— START OF RECORDS SUPPLIED —

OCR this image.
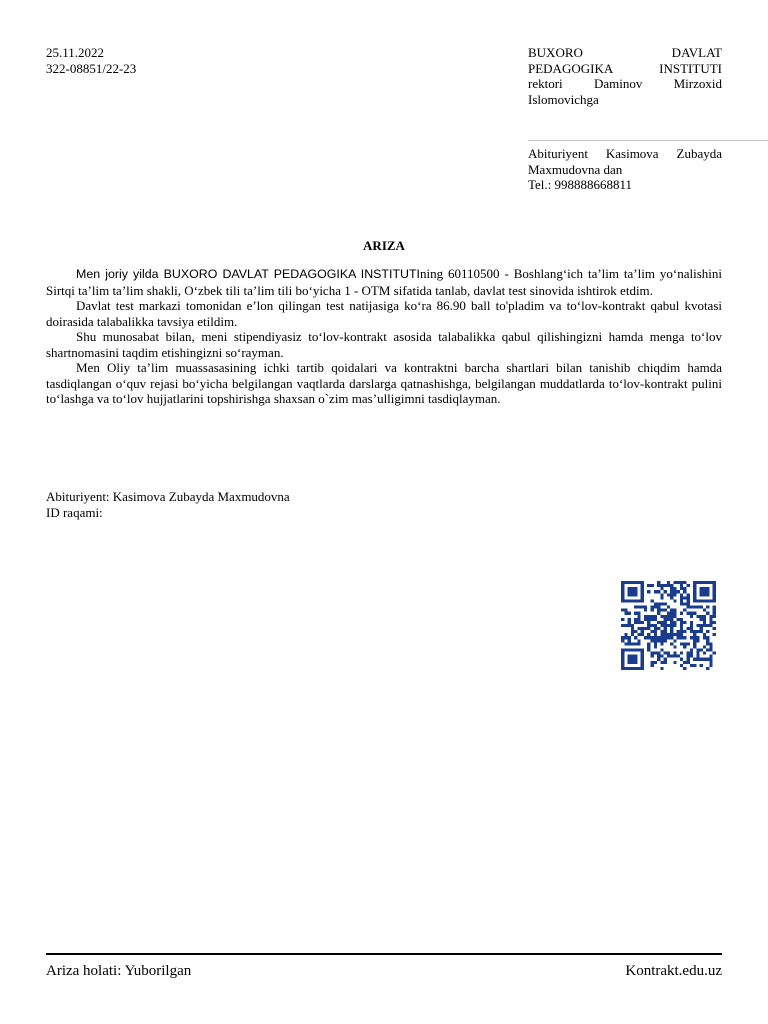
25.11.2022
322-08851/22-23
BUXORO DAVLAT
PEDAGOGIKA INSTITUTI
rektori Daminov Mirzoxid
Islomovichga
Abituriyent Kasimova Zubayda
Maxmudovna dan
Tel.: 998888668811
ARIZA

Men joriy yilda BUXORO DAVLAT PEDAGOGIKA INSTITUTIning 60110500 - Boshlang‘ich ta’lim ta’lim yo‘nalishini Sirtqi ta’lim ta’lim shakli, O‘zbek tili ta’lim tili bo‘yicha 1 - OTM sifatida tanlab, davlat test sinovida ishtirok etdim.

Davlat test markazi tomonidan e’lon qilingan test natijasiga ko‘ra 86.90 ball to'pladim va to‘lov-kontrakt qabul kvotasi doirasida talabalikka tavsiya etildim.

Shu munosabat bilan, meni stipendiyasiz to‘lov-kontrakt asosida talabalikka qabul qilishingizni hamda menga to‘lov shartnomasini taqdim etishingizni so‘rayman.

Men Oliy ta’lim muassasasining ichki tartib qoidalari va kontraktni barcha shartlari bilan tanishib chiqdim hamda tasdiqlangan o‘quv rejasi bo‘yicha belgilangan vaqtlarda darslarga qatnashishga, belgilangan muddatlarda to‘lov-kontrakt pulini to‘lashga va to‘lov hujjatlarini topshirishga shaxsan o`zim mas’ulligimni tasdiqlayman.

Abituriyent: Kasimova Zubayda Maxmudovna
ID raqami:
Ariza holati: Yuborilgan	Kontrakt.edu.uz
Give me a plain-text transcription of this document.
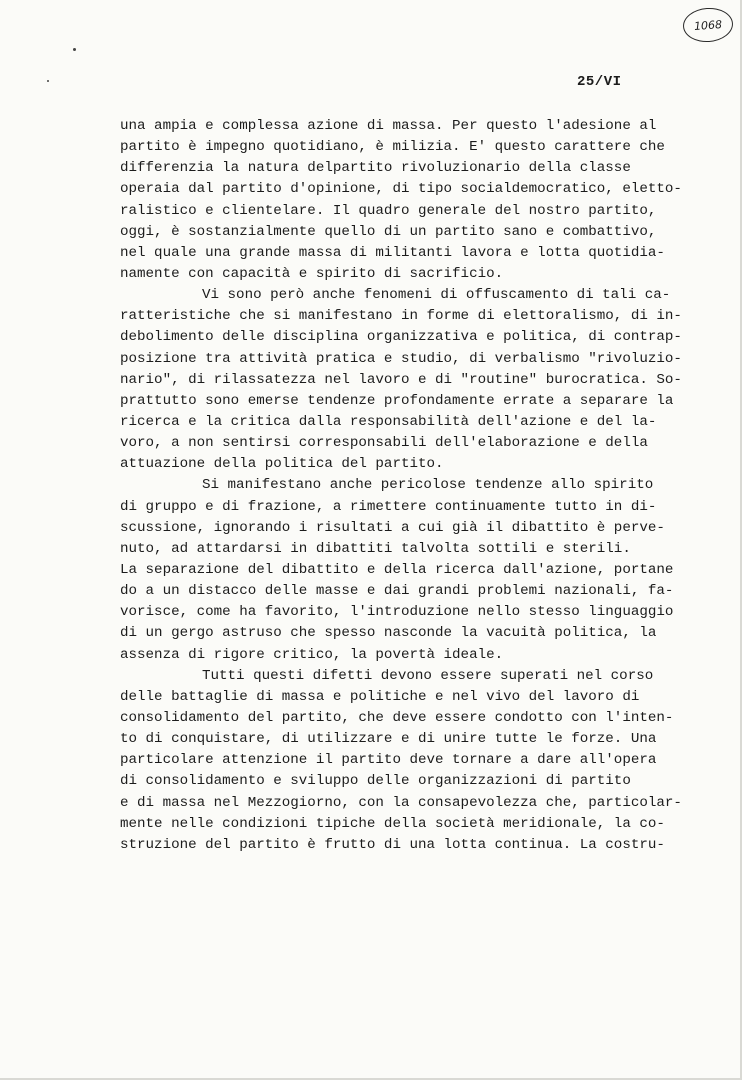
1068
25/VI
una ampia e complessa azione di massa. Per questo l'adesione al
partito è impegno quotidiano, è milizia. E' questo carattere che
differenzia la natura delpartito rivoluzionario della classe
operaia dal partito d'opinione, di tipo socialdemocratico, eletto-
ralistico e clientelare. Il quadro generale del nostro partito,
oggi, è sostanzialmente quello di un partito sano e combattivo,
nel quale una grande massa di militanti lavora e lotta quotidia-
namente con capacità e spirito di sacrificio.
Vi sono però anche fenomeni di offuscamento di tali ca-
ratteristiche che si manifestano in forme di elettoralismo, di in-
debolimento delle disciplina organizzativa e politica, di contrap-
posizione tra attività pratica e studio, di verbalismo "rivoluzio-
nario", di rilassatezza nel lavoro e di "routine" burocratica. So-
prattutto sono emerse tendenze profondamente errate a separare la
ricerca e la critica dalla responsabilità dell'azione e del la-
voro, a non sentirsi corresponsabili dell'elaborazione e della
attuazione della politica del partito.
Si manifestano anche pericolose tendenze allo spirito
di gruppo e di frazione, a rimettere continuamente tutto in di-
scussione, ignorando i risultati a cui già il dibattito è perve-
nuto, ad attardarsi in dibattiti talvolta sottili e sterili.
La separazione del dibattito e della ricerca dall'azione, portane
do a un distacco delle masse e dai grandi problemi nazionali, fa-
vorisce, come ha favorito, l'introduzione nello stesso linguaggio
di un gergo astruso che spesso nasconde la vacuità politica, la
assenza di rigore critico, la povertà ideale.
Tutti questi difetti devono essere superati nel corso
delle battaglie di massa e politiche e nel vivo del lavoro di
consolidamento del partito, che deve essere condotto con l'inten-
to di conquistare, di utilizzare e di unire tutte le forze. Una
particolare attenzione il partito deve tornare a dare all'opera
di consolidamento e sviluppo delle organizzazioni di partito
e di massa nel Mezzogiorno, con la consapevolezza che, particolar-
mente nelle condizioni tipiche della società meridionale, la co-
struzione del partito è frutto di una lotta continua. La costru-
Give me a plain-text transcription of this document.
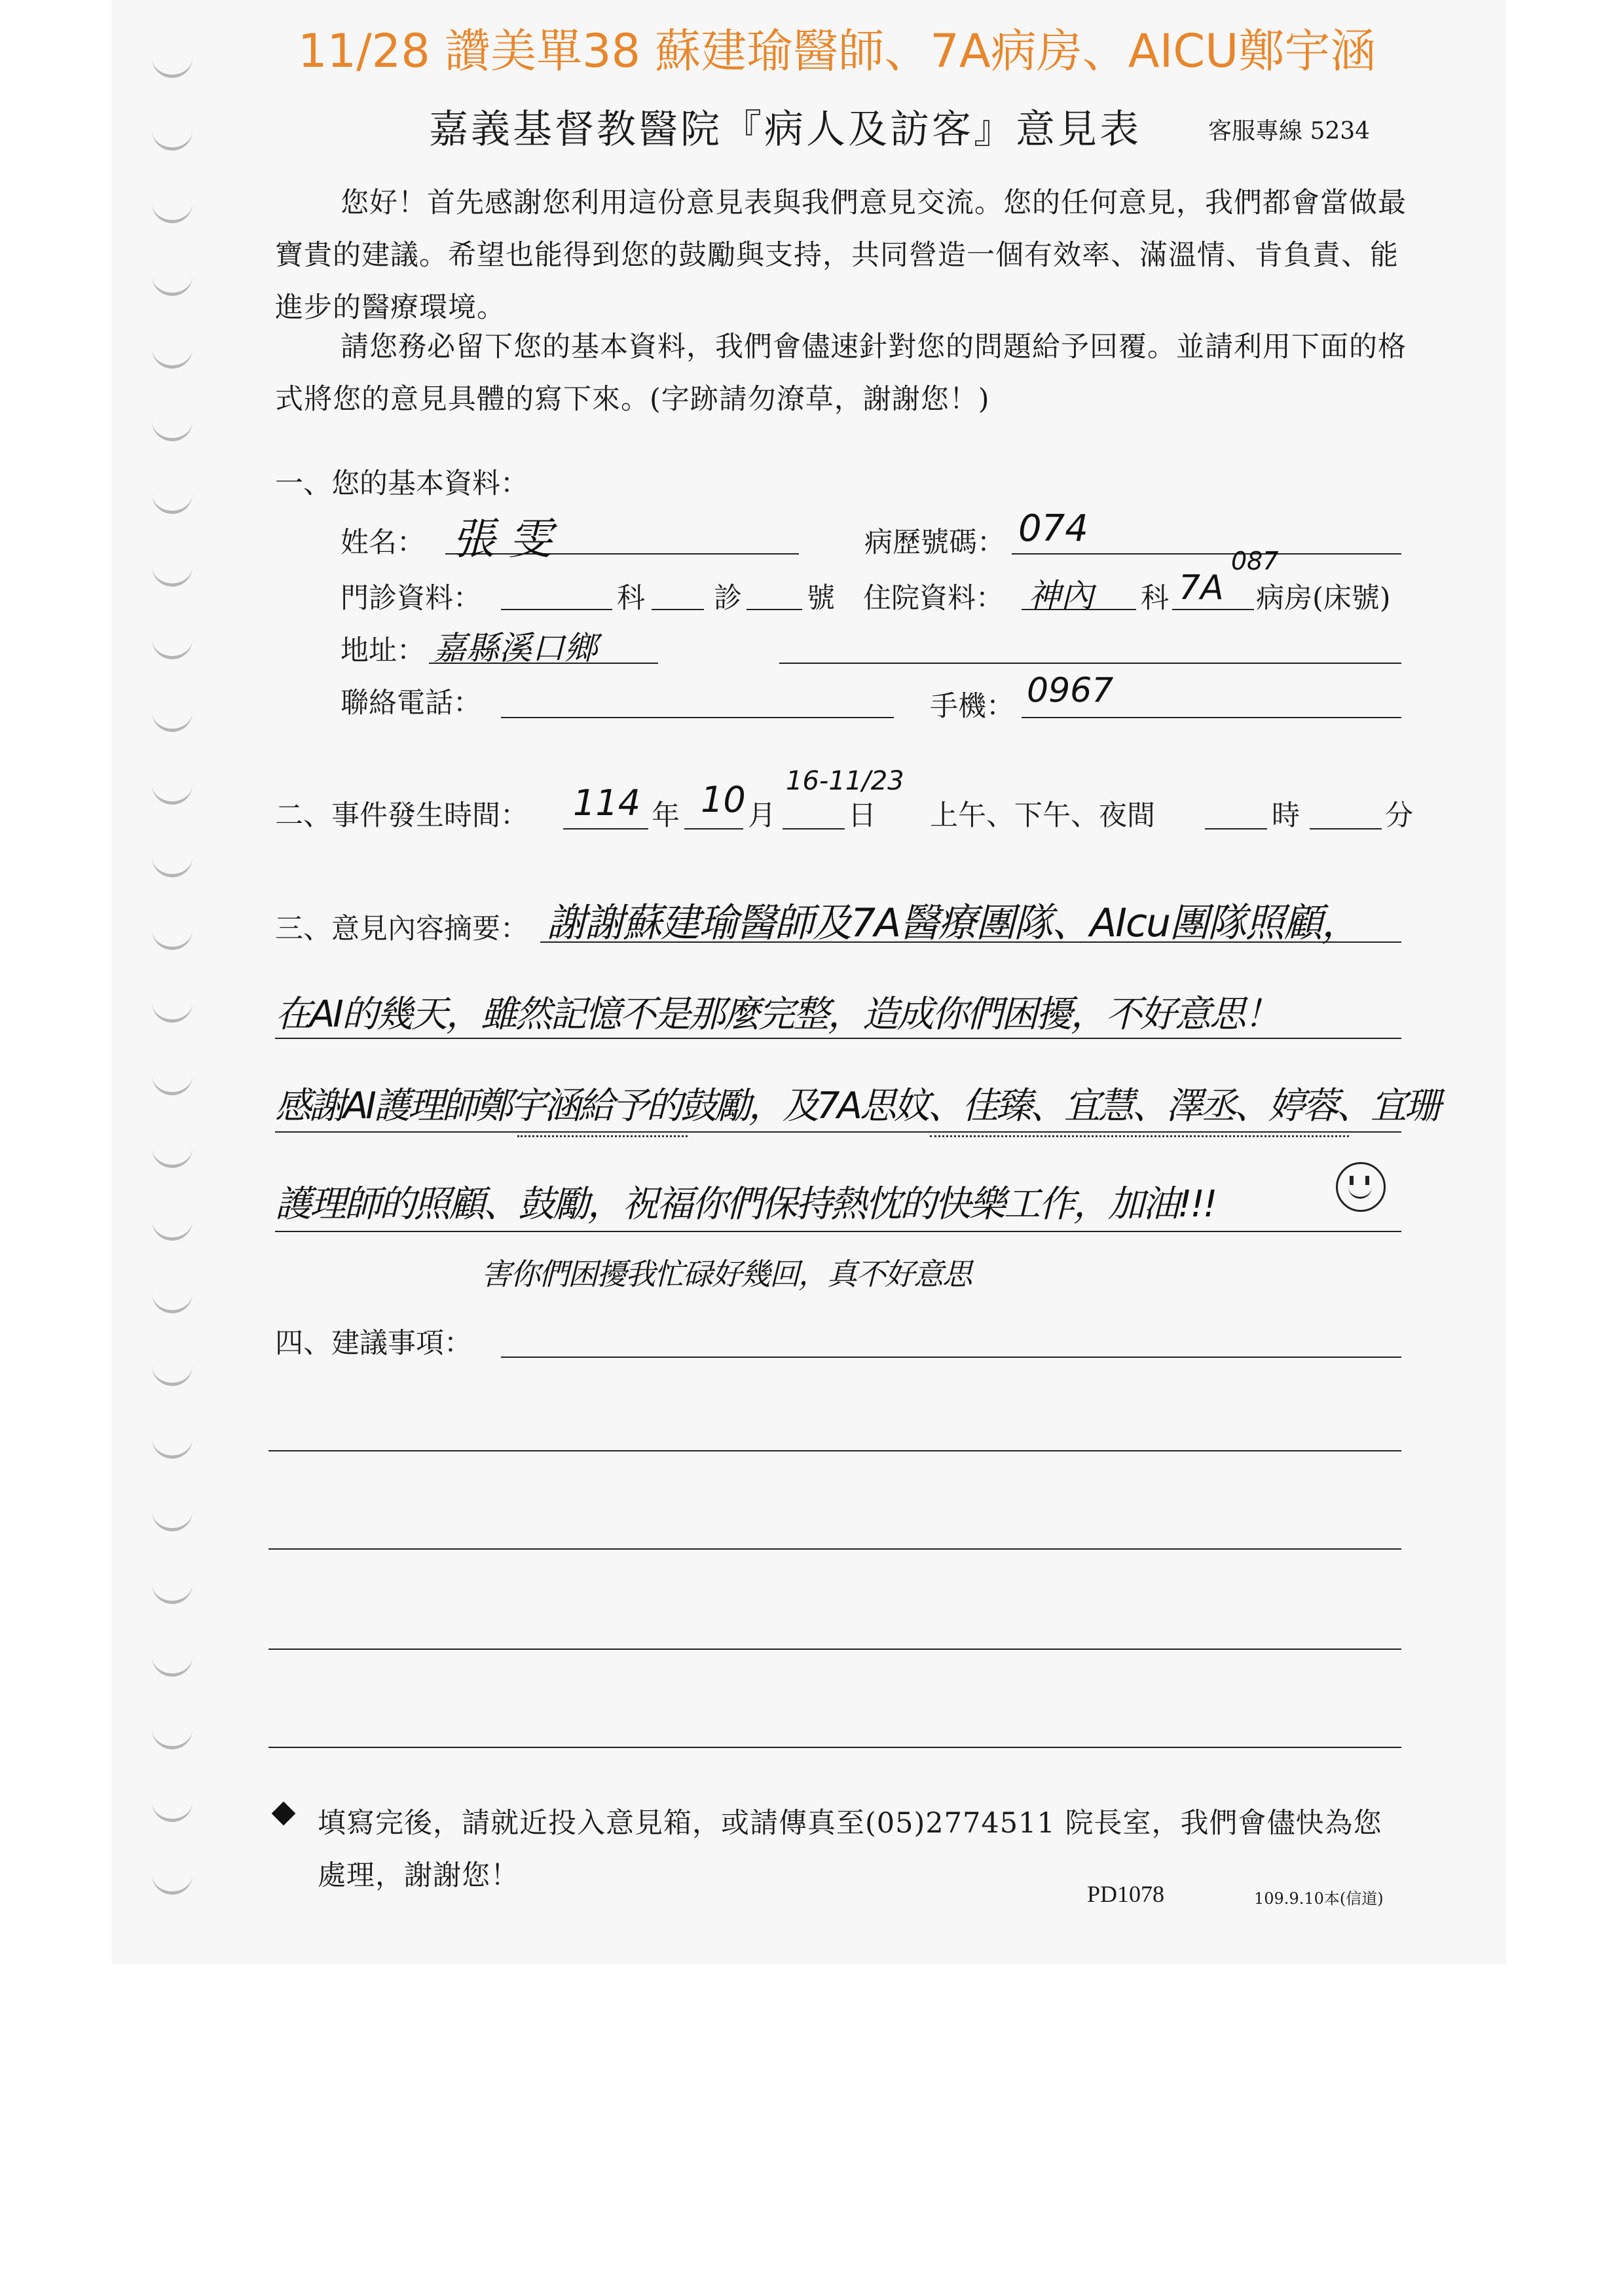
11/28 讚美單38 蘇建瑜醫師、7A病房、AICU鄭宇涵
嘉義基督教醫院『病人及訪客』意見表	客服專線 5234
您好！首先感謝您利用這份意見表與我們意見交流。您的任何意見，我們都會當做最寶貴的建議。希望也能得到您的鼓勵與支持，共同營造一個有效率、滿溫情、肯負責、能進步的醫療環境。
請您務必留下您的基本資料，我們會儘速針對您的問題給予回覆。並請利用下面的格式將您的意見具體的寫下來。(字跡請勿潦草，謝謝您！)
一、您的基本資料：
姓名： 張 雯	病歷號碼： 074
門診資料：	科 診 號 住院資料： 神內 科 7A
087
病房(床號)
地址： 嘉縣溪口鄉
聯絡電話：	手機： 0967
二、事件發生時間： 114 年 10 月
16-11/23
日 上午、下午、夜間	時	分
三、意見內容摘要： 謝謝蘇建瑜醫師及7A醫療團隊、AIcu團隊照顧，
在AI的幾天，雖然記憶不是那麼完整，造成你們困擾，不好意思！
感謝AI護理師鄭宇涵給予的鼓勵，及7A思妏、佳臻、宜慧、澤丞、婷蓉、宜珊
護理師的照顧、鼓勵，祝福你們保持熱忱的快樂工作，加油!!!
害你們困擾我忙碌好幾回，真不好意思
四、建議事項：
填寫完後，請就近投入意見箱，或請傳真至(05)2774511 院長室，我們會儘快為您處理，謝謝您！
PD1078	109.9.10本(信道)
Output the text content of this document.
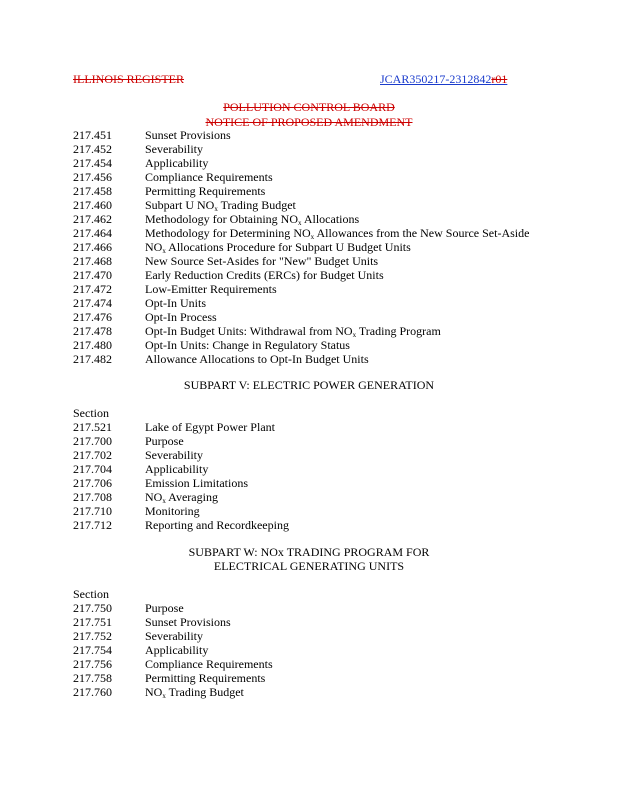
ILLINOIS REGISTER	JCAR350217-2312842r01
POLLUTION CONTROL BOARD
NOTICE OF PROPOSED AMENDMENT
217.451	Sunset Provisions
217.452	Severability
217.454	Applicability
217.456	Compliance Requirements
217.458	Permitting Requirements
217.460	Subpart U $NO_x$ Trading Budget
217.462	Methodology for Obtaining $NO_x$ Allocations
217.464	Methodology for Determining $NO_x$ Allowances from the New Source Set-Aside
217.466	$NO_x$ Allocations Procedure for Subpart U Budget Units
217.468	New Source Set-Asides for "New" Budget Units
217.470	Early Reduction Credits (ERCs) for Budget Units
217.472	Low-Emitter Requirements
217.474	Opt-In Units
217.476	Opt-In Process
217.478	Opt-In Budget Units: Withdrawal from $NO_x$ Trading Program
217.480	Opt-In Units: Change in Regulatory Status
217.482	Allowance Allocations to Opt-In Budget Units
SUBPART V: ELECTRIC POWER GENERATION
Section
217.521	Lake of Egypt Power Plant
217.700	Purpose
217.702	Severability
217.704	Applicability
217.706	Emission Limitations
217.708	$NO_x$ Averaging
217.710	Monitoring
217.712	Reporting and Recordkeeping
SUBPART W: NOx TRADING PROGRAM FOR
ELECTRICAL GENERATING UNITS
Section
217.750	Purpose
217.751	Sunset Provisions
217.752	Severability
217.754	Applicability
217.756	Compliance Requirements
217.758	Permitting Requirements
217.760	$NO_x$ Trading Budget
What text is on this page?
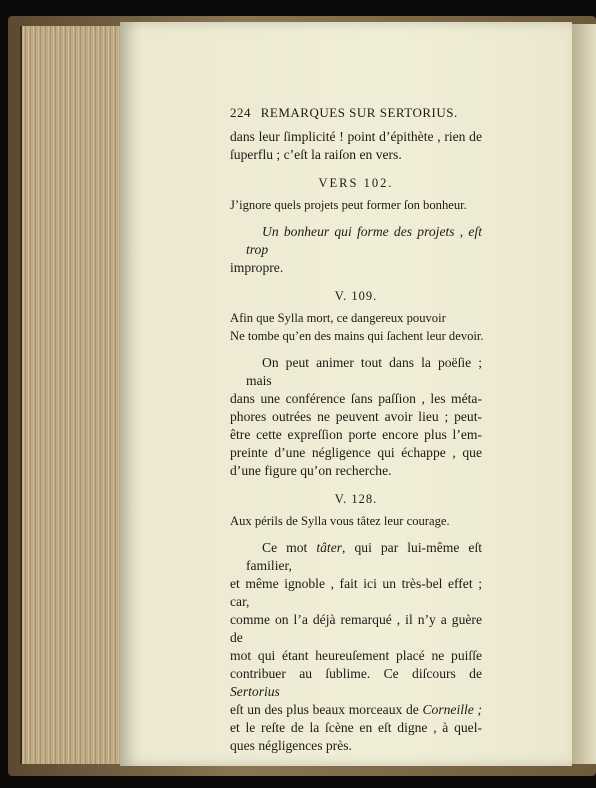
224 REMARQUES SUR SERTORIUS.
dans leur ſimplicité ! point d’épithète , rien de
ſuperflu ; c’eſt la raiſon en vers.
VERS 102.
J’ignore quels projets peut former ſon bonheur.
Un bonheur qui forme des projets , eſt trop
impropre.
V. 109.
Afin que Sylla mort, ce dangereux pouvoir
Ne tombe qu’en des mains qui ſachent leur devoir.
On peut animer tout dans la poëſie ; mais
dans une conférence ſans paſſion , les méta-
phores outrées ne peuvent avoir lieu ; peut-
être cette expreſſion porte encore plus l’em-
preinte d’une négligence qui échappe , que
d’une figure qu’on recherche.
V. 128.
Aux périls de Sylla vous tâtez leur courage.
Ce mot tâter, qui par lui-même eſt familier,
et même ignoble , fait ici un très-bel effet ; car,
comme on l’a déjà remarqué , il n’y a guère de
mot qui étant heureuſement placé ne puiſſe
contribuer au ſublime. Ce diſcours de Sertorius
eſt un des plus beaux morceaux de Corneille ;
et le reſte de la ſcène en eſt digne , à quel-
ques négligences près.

— END OF RECORDS SUPPLIED —

**YOUR OBJECTIVE**
Among the lines of the material, find those that hold the word "Maxmudovna" and copy them.

**THE COMPLETED TASK**
Maxmudovna dan
Abituriyent: Kasimova Zubayda Maxmudovna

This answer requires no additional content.